▶ _Task instructions_:
Format the lines below as a JSON list of strings, with one string for each line and no blank lines.

▶ _Supplied material_:
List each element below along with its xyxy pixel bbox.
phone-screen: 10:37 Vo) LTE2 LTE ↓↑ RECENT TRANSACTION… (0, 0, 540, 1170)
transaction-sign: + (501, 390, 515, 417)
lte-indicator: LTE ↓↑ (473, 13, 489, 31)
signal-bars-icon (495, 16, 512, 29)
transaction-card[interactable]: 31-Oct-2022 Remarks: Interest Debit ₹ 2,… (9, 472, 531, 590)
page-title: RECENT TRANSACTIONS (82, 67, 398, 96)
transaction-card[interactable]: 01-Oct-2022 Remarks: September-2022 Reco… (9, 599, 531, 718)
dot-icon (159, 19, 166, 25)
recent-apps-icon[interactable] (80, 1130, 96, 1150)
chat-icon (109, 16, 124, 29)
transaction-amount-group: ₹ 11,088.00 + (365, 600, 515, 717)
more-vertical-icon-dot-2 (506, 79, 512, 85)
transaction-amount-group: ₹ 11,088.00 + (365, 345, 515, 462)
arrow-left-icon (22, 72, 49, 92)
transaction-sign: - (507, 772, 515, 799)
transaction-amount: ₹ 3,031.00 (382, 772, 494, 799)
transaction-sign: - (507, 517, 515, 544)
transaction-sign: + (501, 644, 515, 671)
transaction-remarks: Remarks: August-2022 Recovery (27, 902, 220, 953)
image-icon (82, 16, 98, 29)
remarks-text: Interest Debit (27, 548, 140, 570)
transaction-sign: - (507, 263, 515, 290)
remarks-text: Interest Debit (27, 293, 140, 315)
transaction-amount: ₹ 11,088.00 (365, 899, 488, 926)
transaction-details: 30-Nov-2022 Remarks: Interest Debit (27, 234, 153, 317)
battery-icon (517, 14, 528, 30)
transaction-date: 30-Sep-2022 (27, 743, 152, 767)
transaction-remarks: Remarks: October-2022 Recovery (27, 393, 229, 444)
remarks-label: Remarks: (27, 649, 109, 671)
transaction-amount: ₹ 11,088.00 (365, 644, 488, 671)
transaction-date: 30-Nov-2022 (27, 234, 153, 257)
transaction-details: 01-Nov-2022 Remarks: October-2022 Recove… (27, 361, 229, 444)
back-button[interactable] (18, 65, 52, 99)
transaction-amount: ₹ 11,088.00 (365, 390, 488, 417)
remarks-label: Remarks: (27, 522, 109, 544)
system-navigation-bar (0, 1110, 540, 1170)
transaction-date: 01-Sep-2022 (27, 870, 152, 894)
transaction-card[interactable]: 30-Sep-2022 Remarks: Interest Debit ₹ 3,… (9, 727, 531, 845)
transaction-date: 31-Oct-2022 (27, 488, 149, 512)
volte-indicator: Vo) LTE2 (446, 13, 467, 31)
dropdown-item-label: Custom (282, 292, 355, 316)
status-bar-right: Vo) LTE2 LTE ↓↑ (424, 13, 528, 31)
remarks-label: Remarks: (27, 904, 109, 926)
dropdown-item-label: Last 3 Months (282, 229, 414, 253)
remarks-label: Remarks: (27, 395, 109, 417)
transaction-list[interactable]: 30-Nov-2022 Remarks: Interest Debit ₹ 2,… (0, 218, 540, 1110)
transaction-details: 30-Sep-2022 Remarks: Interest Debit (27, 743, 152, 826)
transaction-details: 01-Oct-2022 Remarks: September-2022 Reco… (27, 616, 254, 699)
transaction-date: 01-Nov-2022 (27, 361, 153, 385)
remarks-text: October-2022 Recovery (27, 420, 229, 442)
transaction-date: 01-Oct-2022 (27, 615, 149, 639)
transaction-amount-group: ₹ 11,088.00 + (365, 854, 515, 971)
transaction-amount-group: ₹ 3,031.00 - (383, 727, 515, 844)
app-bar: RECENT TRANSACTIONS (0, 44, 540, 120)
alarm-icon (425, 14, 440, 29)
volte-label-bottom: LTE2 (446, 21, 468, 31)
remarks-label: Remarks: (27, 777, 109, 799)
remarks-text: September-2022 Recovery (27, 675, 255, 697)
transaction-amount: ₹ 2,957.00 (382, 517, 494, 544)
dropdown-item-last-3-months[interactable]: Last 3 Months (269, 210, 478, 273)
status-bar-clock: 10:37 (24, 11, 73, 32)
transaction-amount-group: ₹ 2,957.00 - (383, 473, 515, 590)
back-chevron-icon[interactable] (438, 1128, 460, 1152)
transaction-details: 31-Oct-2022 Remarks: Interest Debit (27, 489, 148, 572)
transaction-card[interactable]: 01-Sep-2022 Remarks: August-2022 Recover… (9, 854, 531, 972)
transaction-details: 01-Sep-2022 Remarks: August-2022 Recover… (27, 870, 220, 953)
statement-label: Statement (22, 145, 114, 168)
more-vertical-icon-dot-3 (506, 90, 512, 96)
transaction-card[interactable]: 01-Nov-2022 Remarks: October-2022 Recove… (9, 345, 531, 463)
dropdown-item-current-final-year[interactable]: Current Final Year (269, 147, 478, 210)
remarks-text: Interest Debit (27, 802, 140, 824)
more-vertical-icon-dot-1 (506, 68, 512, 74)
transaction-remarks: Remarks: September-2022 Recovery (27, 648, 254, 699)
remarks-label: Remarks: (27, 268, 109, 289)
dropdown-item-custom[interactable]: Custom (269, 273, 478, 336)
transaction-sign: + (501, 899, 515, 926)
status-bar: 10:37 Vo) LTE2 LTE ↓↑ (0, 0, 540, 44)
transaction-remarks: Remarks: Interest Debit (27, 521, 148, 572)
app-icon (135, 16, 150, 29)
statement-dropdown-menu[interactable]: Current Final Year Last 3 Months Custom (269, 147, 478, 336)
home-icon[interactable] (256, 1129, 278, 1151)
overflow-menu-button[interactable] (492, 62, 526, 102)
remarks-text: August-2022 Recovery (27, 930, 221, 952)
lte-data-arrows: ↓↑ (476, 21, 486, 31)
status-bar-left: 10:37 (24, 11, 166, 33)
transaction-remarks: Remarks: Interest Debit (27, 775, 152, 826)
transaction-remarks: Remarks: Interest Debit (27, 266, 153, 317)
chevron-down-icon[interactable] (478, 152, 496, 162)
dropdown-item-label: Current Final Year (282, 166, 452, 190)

▶ _The response_:
[
  "List each element below along with its xyxy pixel bbox.",
  "phone-screen: 10:37 Vo) LTE2 LTE ↓↑ RECENT TRANSACTION… (0, 0, 540, 1170)",
  "transaction-sign: + (501, 390, 515, 417)",
  "lte-indicator: LTE ↓↑ (473, 13, 489, 31)",
  "signal-bars-icon (495, 16, 512, 29)",
  "transaction-card[interactable]: 31-Oct-2022 Remarks: Interest Debit ₹ 2,… (9, 472, 531, 590)",
  "page-title: RECENT TRANSACTIONS (82, 67, 398, 96)",
  "transaction-card[interactable]: 01-Oct-2022 Remarks: September-2022 Reco… (9, 599, 531, 718)",
  "dot-icon (159, 19, 166, 25)",
  "recent-apps-icon[interactable] (80, 1130, 96, 1150)",
  "chat-icon (109, 16, 124, 29)",
  "transaction-amount-group: ₹ 11,088.00 + (365, 600, 515, 717)",
  "more-vertical-icon-dot-2 (506, 79, 512, 85)",
  "transaction-amount-group: ₹ 11,088.00 + (365, 345, 515, 462)",
  "arrow-left-icon (22, 72, 49, 92)",
  "transaction-sign: - (507, 772, 515, 799)",
  "transaction-amount: ₹ 3,031.00 (382, 772, 494, 799)",
  "transaction-sign: - (507, 517, 515, 544)",
  "transaction-sign: + (501, 644, 515, 671)",
  "transaction-remarks: Remarks: August-2022 Recovery (27, 902, 220, 953)",
  "image-icon (82, 16, 98, 29)",
  "remarks-text: Interest Debit (27, 548, 140, 570)",
  "transaction-sign: - (507, 263, 515, 290)",
  "remarks-text: Interest Debit (27, 293, 140, 315)",
  "transaction-amount: ₹ 11,088.00 (365, 899, 488, 926)",
  "transaction-details: 30-Nov-2022 Remarks: Interest Debit (27, 234, 153, 317)",
  "battery-icon (517, 14, 528, 30)",
  "transaction-date: 30-Sep-2022 (27, 743, 152, 767)",
  "transaction-remarks: Remarks: October-2022 Recovery (27, 393, 229, 444)",
  "remarks-label: Remarks: (27, 649, 109, 671)",
  "transaction-amount: ₹ 11,088.00 (365, 644, 488, 671)",
  "transaction-date: 30-Nov-2022 (27, 234, 153, 257)",
  "transaction-details: 01-Nov-2022 Remarks: October-2022 Recove… (27, 361, 229, 444)",
  "back-button[interactable] (18, 65, 52, 99)",
  "transaction-amount: ₹ 11,088.00 (365, 390, 488, 417)",
  "remarks-label: Remarks: (27, 522, 109, 544)",
  "system-navigation-bar (0, 1110, 540, 1170)",
  "transaction-date: 01-Sep-2022 (27, 870, 152, 894)",
  "transaction-card[interactable]: 30-Sep-2022 Remarks: Interest Debit ₹ 3,… (9, 727, 531, 845)",
  "transaction-date: 31-Oct-2022 (27, 488, 149, 512)",
  "volte-indicator: Vo) LTE2 (446, 13, 467, 31)",
  "dropdown-item-label: Custom (282, 292, 355, 316)",
  "status-bar-right: Vo) LTE2 LTE ↓↑ (424, 13, 528, 31)",
  "remarks-label: Remarks: (27, 904, 109, 926)",
  "dropdown-item-label: Last 3 Months (282, 229, 414, 253)",
  "remarks-label: Remarks: (27, 395, 109, 417)",
  "transaction-list[interactable]: 30-Nov-2022 Remarks: Interest Debit ₹ 2,… (0, 218, 540, 1110)",
  "transaction-details: 30-Sep-2022 Remarks: Interest Debit (27, 743, 152, 826)",
  "transaction-details: 01-Oct-2022 Remarks: September-2022 Reco… (27, 616, 254, 699)",
  "transaction-date: 01-Nov-2022 (27, 361, 153, 385)",
  "remarks-text: October-2022 Recovery (27, 420, 229, 442)",
  "transaction-date: 01-Oct-2022 (27, 615, 149, 639)",
  "transaction-amount-group: ₹ 11,088.00 + (365, 854, 515, 971)",
  "transaction-amount-group: ₹ 3,031.00 - (383, 727, 515, 844)",
  "app-bar: RECENT TRANSACTIONS (0, 44, 540, 120)",
  "alarm-icon (425, 14, 440, 29)",
  "volte-label-bottom: LTE2 (446, 21, 468, 31)",
  "remarks-label: Remarks: (27, 777, 109, 799)",
  "remarks-text: September-2022 Recovery (27, 675, 255, 697)",
  "transaction-amount: ₹ 2,957.00 (382, 517, 494, 544)",
  "dropdown-item-last-3-months[interactable]: Last 3 Months (269, 210, 478, 273)",
  "status-bar-clock: 10:37 (24, 11, 73, 32)",
  "transaction-amount-group: ₹ 2,957.00 - (383, 473, 515, 590)",
  "back-chevron-icon[interactable] (438, 1128, 460, 1152)",
  "transaction-details: 31-Oct-2022 Remarks: Interest Debit (27, 489, 148, 572)",
  "transaction-card[interactable]: 01-Sep-2022 Remarks: August-2022 Recover… (9, 854, 531, 972)",
  "transaction-details: 01-Sep-2022 Remarks: August-2022 Recover… (27, 870, 220, 953)",
  "statement-label: Statement (22, 145, 114, 168)",
  "more-vertical-icon-dot-3 (506, 90, 512, 96)",
  "transaction-card[interactable]: 01-Nov-2022 Remarks: October-2022 Recove… (9, 345, 531, 463)",
  "dropdown-item-current-final-year[interactable]: Current Final Year (269, 147, 478, 210)",
  "remarks-text: Interest Debit (27, 802, 140, 824)",
  "more-vertical-icon-dot-1 (506, 68, 512, 74)",
  "transaction-remarks: Remarks: September-2022 Recovery (27, 648, 254, 699)",
  "remarks-label: Remarks: (27, 268, 109, 289)",
  "dropdown-item-custom[interactable]: Custom (269, 273, 478, 336)",
  "transaction-sign: + (501, 899, 515, 926)",
  "status-bar: 10:37 Vo) LTE2 LTE ↓↑ (0, 0, 540, 44)",
  "transaction-remarks: Remarks: Interest Debit (27, 521, 148, 572)",
  "app-icon (135, 16, 150, 29)",
  "statement-dropdown-menu[interactable]: Current Final Year Last 3 Months Custom (269, 147, 478, 336)",
  "home-icon[interactable] (256, 1129, 278, 1151)",
  "overflow-menu-button[interactable] (492, 62, 526, 102)",
  "remarks-text: August-2022 Recovery (27, 930, 221, 952)",
  "lte-data-arrows: ↓↑ (476, 21, 486, 31)",
  "status-bar-left: 10:37 (24, 11, 166, 33)",
  "transaction-remarks: Remarks: Interest Debit (27, 775, 152, 826)",
  "transaction-remarks: Remarks: Interest Debit (27, 266, 153, 317)",
  "chevron-down-icon[interactable] (478, 152, 496, 162)",
  "dropdown-item-label: Current Final Year (282, 166, 452, 190)"
]